= PROBLEM DETAILS =
Reproduce each record below exactly as written.

= DATA SHOWN =
* Start *
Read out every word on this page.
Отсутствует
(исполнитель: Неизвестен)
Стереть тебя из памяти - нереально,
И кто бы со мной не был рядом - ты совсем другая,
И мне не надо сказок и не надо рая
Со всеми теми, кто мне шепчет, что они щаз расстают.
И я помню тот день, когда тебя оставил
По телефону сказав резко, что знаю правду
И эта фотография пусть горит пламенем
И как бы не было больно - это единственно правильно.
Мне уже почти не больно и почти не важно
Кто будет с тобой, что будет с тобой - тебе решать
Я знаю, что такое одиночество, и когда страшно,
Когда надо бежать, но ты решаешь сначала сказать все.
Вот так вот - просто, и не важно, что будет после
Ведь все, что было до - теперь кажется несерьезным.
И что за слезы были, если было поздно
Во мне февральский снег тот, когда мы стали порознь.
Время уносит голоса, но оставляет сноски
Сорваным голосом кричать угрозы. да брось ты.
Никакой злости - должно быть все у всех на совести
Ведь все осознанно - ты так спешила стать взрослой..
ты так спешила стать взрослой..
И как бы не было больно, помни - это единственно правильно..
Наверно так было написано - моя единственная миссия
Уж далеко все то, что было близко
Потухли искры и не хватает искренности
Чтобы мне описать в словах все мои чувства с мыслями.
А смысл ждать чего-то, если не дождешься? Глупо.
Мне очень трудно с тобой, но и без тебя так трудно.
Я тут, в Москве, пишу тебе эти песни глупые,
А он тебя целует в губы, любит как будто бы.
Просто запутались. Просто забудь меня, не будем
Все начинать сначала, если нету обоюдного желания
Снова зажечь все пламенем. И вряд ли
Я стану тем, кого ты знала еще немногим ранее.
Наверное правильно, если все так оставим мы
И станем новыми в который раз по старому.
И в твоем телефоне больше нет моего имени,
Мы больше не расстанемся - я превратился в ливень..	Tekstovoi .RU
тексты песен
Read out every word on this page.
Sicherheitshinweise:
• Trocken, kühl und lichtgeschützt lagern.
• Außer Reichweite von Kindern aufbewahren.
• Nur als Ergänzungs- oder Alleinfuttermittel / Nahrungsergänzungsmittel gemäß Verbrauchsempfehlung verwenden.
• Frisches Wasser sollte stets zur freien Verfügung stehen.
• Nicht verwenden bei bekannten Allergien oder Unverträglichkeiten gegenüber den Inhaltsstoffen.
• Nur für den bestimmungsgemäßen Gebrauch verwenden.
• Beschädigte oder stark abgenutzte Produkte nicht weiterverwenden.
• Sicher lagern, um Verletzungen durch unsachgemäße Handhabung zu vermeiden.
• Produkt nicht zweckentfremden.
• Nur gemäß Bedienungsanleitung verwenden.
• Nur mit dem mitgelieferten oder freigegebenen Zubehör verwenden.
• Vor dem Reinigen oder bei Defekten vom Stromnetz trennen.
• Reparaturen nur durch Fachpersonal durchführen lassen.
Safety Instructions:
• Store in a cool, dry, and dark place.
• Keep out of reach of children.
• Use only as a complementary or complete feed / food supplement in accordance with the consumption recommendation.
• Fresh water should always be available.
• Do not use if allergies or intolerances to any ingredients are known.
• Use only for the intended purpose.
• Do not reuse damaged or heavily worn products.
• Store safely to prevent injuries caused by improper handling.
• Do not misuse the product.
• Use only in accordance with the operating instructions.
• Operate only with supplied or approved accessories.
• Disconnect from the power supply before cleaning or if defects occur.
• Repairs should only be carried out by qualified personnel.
* End *
= SOLUTION TO THIS EXERCISE =
Read out every word on this page.
Отсутствует
(исполнитель: Неизвестен)
Стереть тебя из памяти - нереально,
И кто бы со мной не был рядом - ты совсем другая,
И мне не надо сказок и не надо рая
Со всеми теми, кто мне шепчет, что они щаз расстают.
И я помню тот день, когда тебя оставил
По телефону сказав резко, что знаю правду
И эта фотография пусть горит пламенем
И как бы не было больно - это единственно правильно.
Мне уже почти не больно и почти не важно
Кто будет с тобой, что будет с тобой - тебе решать
Я знаю, что такое одиночество, и когда страшно,
Когда надо бежать, но ты решаешь сначала сказать все.
Вот так вот - просто, и не важно, что будет после
Ведь все, что было до - теперь кажется несерьезным.
И что за слезы были, если было поздно
Во мне февральский снег тот, когда мы стали порознь.
Время уносит голоса, но оставляет сноски
Сорваным голосом кричать угрозы. да брось ты.
Никакой злости - должно быть все у всех на совести
Ведь все осознанно - ты так спешила стать взрослой..
ты так спешила стать взрослой..
И как бы не было больно, помни - это единственно правильно..
Наверно так было написано - моя единственная миссия
Уж далеко все то, что было близко
Потухли искры и не хватает искренности
Чтобы мне описать в словах все мои чувства с мыслями.
А смысл ждать чего-то, если не дождешься? Глупо.
Мне очень трудно с тобой, но и без тебя так трудно.
Я тут, в Москве, пишу тебе эти песни глупые,
А он тебя целует в губы, любит как будто бы.
Просто запутались. Просто забудь меня, не будем
Все начинать сначала, если нету обоюдного желания
Снова зажечь все пламенем. И вряд ли
Я стану тем, кого ты знала еще немногим ранее.
Наверное правильно, если все так оставим мы
И станем новыми в который раз по старому.
И в твоем телефоне больше нет моего имени,
Мы больше не расстанемся - я превратился в ливень..	Tekstovoi .RU
тексты песен
Read out every word on this page.
Sicherheitshinweise:
• Trocken, kühl und lichtgeschützt lagern.
• Außer Reichweite von Kindern aufbewahren.
• Nur als Ergänzungs- oder Alleinfuttermittel / Nahrungsergänzungsmittel gemäß Verbrauchsempfehlung verwenden.
• Frisches Wasser sollte stets zur freien Verfügung stehen.
• Nicht verwenden bei bekannten Allergien oder Unverträglichkeiten gegenüber den Inhaltsstoffen.
• Nur für den bestimmungsgemäßen Gebrauch verwenden.
• Beschädigte oder stark abgenutzte Produkte nicht weiterverwenden.
• Sicher lagern, um Verletzungen durch unsachgemäße Handhabung zu vermeiden.
• Produkt nicht zweckentfremden.
• Nur gemäß Bedienungsanleitung verwenden.
• Nur mit dem mitgelieferten oder freigegebenen Zubehör verwenden.
• Vor dem Reinigen oder bei Defekten vom Stromnetz trennen.
• Reparaturen nur durch Fachpersonal durchführen lassen.
Safety Instructions:
• Store in a cool, dry, and dark place.
• Keep out of reach of children.
• Use only as a complementary or complete feed / food supplement in accordance with the consumption recommendation.
• Fresh water should always be available.
• Do not use if allergies or intolerances to any ingredients are known.
• Use only for the intended purpose.
• Do not reuse damaged or heavily worn products.
• Store safely to prevent injuries caused by improper handling.
• Do not misuse the product.
• Use only in accordance with the operating instructions.
• Operate only with supplied or approved accessories.
• Disconnect from the power supply before cleaning or if defects occur.
• Repairs should only be carried out by qualified personnel.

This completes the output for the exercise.